| Task objective |
Transcribe all of the material exactly, except for its pictures.

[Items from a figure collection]
• • • • •

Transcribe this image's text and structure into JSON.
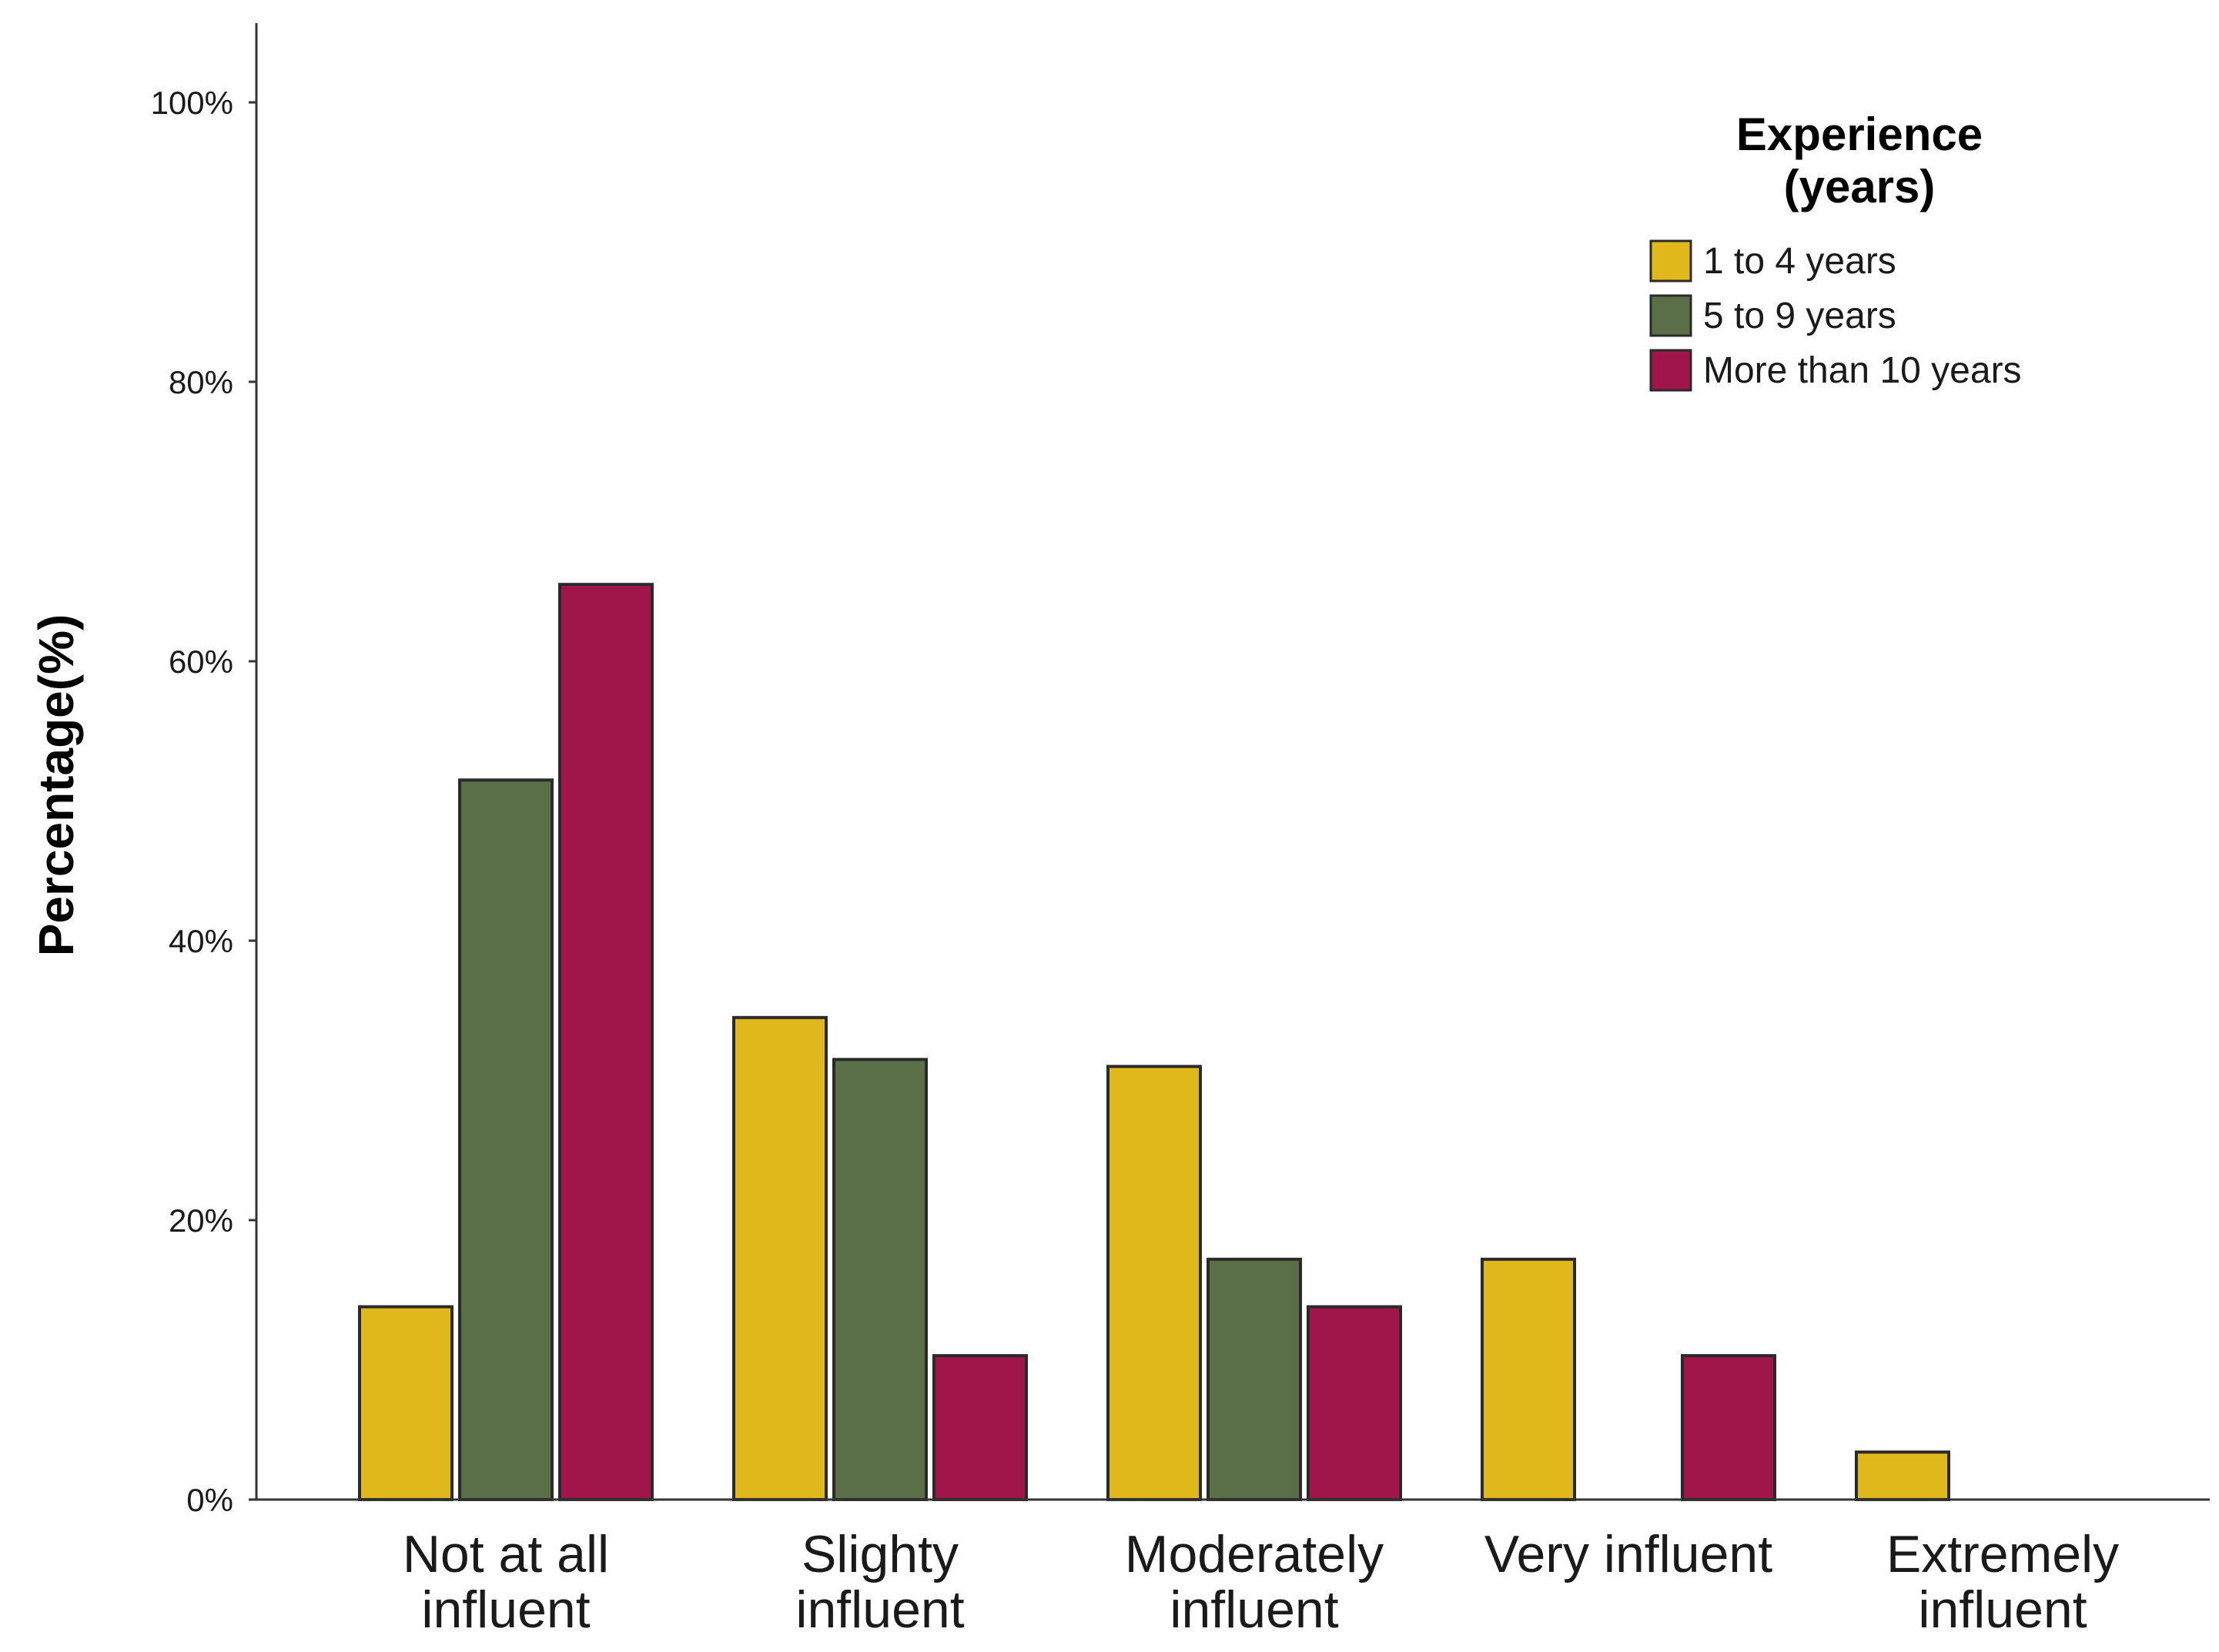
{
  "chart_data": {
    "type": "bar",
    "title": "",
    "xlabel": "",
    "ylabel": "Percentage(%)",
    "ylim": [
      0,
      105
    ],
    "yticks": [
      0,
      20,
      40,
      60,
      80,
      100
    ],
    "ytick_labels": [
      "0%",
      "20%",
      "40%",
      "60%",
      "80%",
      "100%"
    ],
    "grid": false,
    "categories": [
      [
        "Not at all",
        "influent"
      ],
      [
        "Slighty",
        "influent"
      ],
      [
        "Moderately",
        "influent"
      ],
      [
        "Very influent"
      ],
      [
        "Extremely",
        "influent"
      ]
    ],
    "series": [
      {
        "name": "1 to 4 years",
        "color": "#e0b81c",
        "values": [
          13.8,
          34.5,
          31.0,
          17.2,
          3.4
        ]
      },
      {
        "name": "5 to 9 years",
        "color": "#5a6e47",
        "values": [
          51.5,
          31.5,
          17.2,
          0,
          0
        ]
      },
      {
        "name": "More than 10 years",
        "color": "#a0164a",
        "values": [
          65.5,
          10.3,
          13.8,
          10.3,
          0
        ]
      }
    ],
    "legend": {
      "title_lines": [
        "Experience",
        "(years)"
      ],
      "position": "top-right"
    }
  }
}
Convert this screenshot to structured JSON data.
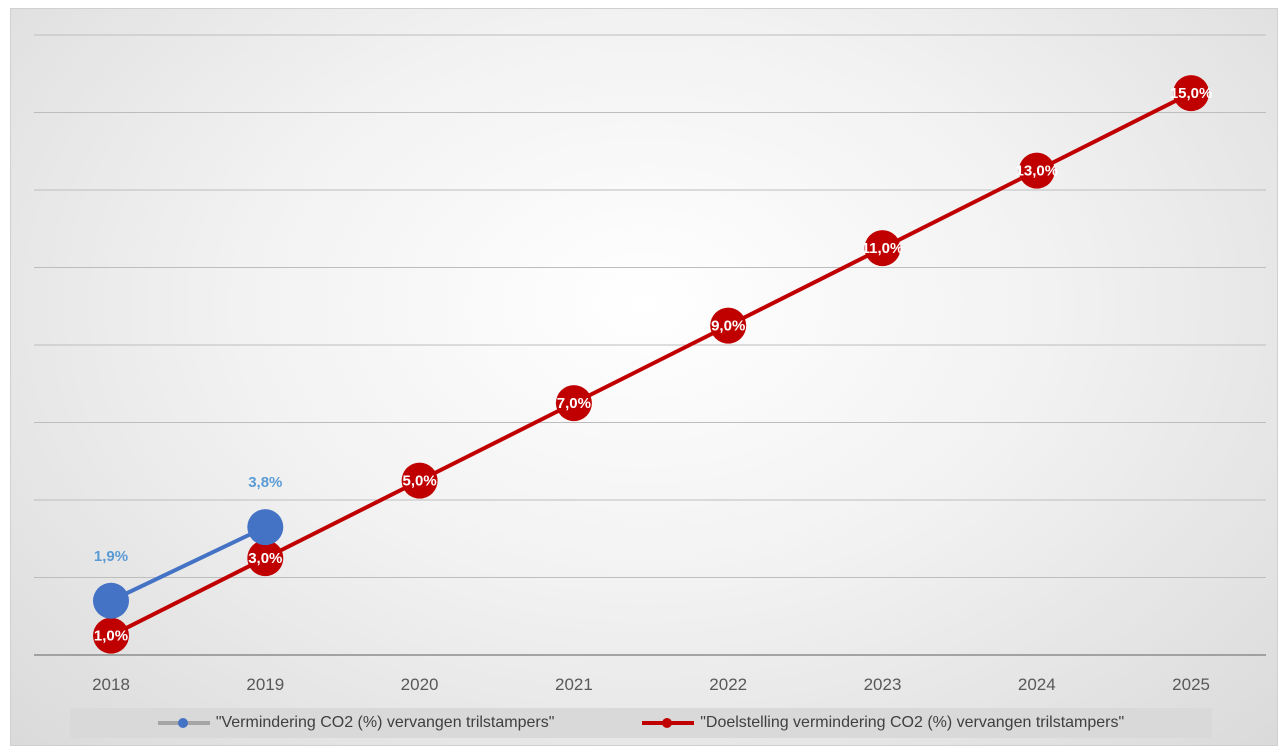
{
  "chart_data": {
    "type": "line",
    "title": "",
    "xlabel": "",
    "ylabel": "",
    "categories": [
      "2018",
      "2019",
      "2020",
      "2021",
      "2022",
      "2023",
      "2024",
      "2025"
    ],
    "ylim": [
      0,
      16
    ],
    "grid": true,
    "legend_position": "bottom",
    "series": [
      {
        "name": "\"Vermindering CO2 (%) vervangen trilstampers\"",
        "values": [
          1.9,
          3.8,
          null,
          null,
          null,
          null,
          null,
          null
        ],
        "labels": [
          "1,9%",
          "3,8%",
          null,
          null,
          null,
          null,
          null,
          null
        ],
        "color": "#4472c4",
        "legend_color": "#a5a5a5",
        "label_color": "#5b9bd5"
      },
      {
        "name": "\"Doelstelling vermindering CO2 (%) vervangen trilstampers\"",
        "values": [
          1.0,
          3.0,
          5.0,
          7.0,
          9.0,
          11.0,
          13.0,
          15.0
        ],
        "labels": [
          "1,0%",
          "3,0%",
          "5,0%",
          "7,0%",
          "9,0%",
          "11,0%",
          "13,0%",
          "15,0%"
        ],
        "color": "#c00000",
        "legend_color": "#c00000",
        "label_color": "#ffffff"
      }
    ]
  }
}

• • • • •

| Exercise answer |
Transcribe this image's text and structure into JSON.
{
  "chart_data": {
    "type": "bar",
    "title": "",
    "xlabel": "",
    "ylabel": "Percentage(%)",
    "ylim": [
      0,
      105
    ],
    "yticks": [
      0,
      20,
      40,
      60,
      80,
      100
    ],
    "ytick_labels": [
      "0%",
      "20%",
      "40%",
      "60%",
      "80%",
      "100%"
    ],
    "grid": false,
    "categories": [
      [
        "Not at all",
        "influent"
      ],
      [
        "Slighty",
        "influent"
      ],
      [
        "Moderately",
        "influent"
      ],
      [
        "Very influent"
      ],
      [
        "Extremely",
        "influent"
      ]
    ],
    "series": [
      {
        "name": "1 to 4 years",
        "color": "#e0b81c",
        "values": [
          13.8,
          34.5,
          31.0,
          17.2,
          3.4
        ]
      },
      {
        "name": "5 to 9 years",
        "color": "#5a6e47",
        "values": [
          51.5,
          31.5,
          17.2,
          0,
          0
        ]
      },
      {
        "name": "More than 10 years",
        "color": "#a0164a",
        "values": [
          65.5,
          10.3,
          13.8,
          10.3,
          0
        ]
      }
    ],
    "legend": {
      "title_lines": [
        "Experience",
        "(years)"
      ],
      "position": "top-right"
    }
  }
}
Convert this screenshot to structured JSON data.
{
  "chart_data": {
    "type": "line",
    "title": "",
    "xlabel": "",
    "ylabel": "",
    "categories": [
      "2018",
      "2019",
      "2020",
      "2021",
      "2022",
      "2023",
      "2024",
      "2025"
    ],
    "ylim": [
      0,
      16
    ],
    "grid": true,
    "legend_position": "bottom",
    "series": [
      {
        "name": "\"Vermindering CO2 (%) vervangen trilstampers\"",
        "values": [
          1.9,
          3.8,
          null,
          null,
          null,
          null,
          null,
          null
        ],
        "labels": [
          "1,9%",
          "3,8%",
          null,
          null,
          null,
          null,
          null,
          null
        ],
        "color": "#4472c4",
        "legend_color": "#a5a5a5",
        "label_color": "#5b9bd5"
      },
      {
        "name": "\"Doelstelling vermindering CO2 (%) vervangen trilstampers\"",
        "values": [
          1.0,
          3.0,
          5.0,
          7.0,
          9.0,
          11.0,
          13.0,
          15.0
        ],
        "labels": [
          "1,0%",
          "3,0%",
          "5,0%",
          "7,0%",
          "9,0%",
          "11,0%",
          "13,0%",
          "15,0%"
        ],
        "color": "#c00000",
        "legend_color": "#c00000",
        "label_color": "#ffffff"
      }
    ]
  }
}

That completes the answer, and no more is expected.